▸ **Document passage**

***

What has happened to poetry? Learned men and women used to quote it like we quote the last funny line from “The Daily Show.” But poetry seems to have lost its cache.

A Facebook exchange made me remember. A friend posted a line that went:

Jerry Grillo is filled with fantastic terrors never felt before. Maybe this is a good day to take opium and bury someone alive.”

Most of the people who responded got it. It’s a line from “The Raven” by Poe. It just may be my favorite line of poetry because of its brilliant alliteration: “And the silken, sad, uncertain rustling of each purple curtain, thrilled me, filled me with fantastic terrors never felt before.”

When I was young, Tuesday night was Family Night at my house. The seven kids (two came later and never knew the wonder of Family Night) were supposed to memorize a song or a poem and recite it for the fam. I memorized “The Raven,” because it was long and I thought it would impress my parents. My dad was a serious Poe fan. Many of you remember the piece I wrote upon his death, in which I recalled him sitting in the hall outside our bedrooms as we were going to sleep, singing songs (“On The Road to Mandalay,” “Go Tell Aunt Rhodie,” “Sleep, Kentucky Babe”) and reading poems (mostly Poe, including “The Raven” and “Annabel Lee,” but also “The Rime of the Ancient Mariner” and “She Walks in Beauty”).

***

▸ **Data lines**

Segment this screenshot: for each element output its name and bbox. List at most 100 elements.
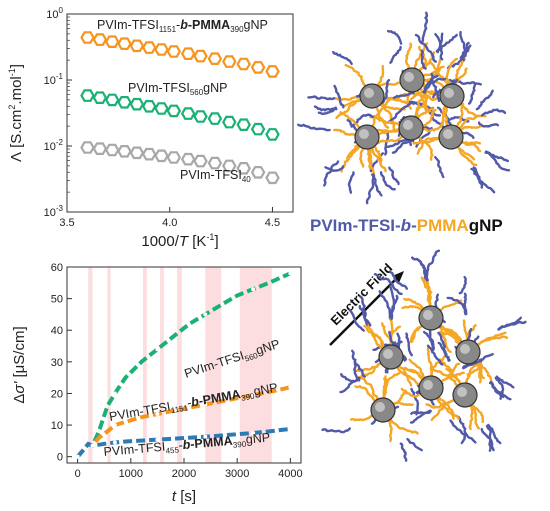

***

▸ **Set tasks**
A – Quote the part of the poetry essay that opens with the words containing "What has happened" and closes with "lost its cache.".
B – Summarize the poetry essay in two sentences.
C – Write what comes next in the essay about poetry, picking up after its final sentence.

▸ **Expected results**
A –
What has happened to poetry? Learned men and women used to quote it like we quote the last funny line from “The Daily Show.” But poetry seems to have lost its cache.

B – The writer wonders why poetry, once quoted by learned people the way people now quote "The Daily Show," seems to have fallen out of favor, a thought prompted by a friend's Facebook post built on a line from Poe's "The Raven." The writer memorized "The Raven" to recite at the family's Tuesday Family Night and recalls the father, a serious Poe fan, sitting in the hall outside the bedrooms at bedtime singing songs and reading poems.

C –
So I memorized “The Raven.” And Eliot’s “Macavity the Mystery Cat,” which played a significant part in “Cats,” the musical.

Oddly, several days ago, when Atlanta was having a cold snap and a rash of water main breaks, I was called by a reporter from WABE (I am the spokesperson for the City of Atlanta Department of Watershed Management. When something bad happens, I am on the air.). The reporter said, “Just talk for a few minutes while I do a sound check.” So I started, “Once upon a midnight dreary, while I pondered weak and weary over many a quaint and curious volume of forgotten lore. While I nodded, nearly napping, suddenly there came a tapping as of someone gently rapping, rapping at my chamber door…” I got to this part before the reporter said, “Do you know that whole damn thing?”

For a long time now, when I am in a meeting and bored, and I want to appear as if I am paying attention, I will drag out my computer and type, “Once upon a midnight dreary, while I pondered weak and weary…”

Or the Byron poem, “She walks in beauty like the night of cloudless climes and starry skies. And all that’s best of dark and light meet in her aspect and her eyes.”

Or the Robert Louis Stevenson poem with the line that’s engraved on my brother’s tombstone, “Under the wide and starry sky, dig the grave and let me lie. Glad did I live and gladly die, and I laid myself down with a will. This be the verse that you ‘grave for me: Here he lies where he longed to be. Home is the sailor, home from the sea and the hunter home from the hill.”

Once when we were driving from Tampa to Fernandina, we ran into a swarm of butterflies. And my dad, who loved poetry said, “Look! Kamikaze butterflies!” Then he turned to me and said, “You can make a poem out of that. Kamikaze butterflies.”

I took out the pad and pencil from the glove compartment, and for three hours I worked. I would say, “Can we stop and get a Nehi?” and he would say, “Do you have a poem yet?”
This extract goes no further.